**The task**
From the records below, give the number of lines that contain the string "value", without any other text.

**Stored records**
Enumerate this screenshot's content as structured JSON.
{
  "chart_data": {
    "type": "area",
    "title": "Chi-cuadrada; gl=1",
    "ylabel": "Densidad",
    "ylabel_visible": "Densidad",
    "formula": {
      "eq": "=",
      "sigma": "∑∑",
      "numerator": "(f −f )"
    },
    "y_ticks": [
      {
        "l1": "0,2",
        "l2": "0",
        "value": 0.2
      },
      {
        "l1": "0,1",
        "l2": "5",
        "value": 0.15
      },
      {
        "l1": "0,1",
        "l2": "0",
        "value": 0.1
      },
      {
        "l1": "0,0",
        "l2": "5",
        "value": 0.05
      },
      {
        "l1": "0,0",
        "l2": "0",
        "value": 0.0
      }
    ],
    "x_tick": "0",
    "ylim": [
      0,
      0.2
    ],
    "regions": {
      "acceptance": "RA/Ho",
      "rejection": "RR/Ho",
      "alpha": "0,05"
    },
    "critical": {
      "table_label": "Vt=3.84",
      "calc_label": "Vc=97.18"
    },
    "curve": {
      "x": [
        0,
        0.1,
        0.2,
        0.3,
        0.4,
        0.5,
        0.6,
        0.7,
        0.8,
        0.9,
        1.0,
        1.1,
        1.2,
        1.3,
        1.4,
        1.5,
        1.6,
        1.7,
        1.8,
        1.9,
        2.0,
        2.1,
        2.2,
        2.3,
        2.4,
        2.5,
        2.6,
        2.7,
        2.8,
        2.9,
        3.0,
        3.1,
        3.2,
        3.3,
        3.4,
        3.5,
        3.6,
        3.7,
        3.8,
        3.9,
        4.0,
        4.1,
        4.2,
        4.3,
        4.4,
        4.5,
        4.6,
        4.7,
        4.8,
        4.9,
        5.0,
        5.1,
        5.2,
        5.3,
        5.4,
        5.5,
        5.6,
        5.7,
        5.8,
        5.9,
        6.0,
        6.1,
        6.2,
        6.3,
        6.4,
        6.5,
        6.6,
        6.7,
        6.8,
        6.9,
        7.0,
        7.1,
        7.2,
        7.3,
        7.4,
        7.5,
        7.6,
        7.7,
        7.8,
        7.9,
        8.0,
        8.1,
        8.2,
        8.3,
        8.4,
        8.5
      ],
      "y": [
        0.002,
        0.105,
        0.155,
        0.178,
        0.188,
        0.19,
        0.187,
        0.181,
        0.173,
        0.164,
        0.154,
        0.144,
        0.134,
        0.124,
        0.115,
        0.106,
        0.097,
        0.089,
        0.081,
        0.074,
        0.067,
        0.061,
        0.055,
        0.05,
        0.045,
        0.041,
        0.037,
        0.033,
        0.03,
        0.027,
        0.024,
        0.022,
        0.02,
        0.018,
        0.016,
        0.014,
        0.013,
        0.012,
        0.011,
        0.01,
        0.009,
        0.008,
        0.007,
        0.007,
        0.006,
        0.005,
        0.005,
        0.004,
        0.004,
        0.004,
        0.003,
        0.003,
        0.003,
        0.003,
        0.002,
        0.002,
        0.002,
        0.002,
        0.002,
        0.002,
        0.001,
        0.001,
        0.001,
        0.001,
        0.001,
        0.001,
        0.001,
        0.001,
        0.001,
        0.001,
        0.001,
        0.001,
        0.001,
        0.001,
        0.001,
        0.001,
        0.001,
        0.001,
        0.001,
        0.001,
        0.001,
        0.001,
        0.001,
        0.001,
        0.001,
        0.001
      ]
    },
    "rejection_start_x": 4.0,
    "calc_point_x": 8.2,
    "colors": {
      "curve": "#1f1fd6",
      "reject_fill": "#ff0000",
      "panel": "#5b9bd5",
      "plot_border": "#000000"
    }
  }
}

**Output for this task**
5